Request: Do any lines in the data below contain "Capacity"? If so, copy every one of them.

Records provided:
------------------------------------

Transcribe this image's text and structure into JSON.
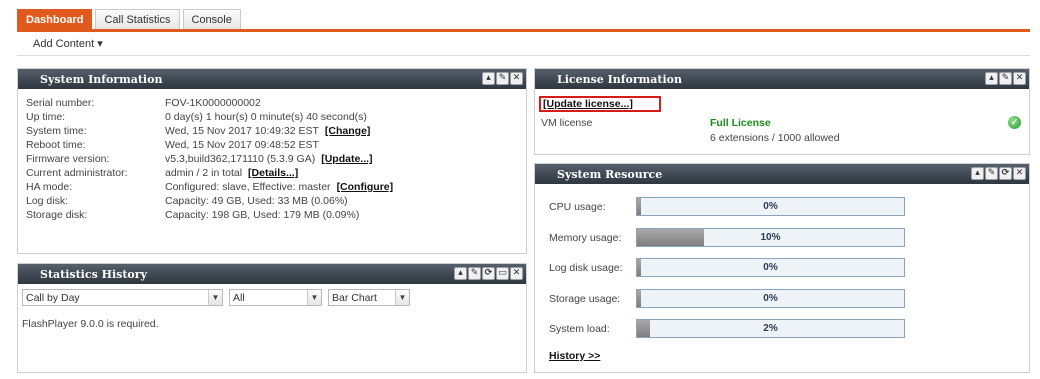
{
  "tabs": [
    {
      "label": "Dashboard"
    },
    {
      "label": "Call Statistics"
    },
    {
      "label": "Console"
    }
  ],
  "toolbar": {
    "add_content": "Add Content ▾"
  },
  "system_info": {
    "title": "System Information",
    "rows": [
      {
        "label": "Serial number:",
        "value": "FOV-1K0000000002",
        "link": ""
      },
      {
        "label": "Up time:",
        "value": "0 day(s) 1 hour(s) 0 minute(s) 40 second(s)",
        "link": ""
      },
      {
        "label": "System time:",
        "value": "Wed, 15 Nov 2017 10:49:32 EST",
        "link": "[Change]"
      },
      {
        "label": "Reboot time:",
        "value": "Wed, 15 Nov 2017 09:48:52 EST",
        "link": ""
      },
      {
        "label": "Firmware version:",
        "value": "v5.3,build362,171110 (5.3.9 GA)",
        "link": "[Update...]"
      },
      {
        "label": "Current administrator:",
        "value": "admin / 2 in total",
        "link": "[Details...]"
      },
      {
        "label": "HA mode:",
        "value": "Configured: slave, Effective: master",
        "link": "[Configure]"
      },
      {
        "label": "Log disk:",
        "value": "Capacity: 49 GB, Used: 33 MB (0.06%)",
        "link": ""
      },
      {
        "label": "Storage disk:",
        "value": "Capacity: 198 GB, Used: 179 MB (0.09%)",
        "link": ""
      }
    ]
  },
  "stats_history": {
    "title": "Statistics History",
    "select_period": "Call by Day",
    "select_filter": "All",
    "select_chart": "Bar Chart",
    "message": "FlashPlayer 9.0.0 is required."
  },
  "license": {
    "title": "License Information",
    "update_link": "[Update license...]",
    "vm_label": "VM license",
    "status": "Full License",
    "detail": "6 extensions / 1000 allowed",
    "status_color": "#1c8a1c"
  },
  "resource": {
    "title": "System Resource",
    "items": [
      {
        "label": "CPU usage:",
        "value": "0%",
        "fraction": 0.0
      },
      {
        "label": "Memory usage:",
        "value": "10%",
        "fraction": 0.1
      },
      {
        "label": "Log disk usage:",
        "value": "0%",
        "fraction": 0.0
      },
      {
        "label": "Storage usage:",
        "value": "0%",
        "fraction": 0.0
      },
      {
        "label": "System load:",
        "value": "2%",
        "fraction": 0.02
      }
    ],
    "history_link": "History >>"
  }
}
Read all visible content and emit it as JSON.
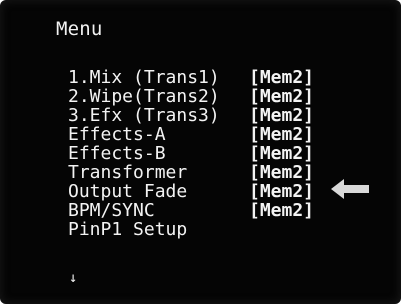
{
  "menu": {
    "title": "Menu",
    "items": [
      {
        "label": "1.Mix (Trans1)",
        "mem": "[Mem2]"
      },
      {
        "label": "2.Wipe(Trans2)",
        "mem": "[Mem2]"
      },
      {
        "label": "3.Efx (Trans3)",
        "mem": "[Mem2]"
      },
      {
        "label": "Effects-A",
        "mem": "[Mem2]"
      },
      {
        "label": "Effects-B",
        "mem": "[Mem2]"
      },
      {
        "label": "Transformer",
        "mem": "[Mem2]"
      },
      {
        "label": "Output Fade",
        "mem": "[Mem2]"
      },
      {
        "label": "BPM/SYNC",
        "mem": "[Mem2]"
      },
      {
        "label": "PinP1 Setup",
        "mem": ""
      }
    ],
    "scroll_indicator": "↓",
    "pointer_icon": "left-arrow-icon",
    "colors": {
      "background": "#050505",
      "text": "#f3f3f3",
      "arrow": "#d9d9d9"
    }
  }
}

------------------------------------

Final result:
        "value": "Capacity: 49 GB, Used: 33 MB (0.06%)",
        "value": "Capacity: 198 GB, Used: 179 MB (0.09%)",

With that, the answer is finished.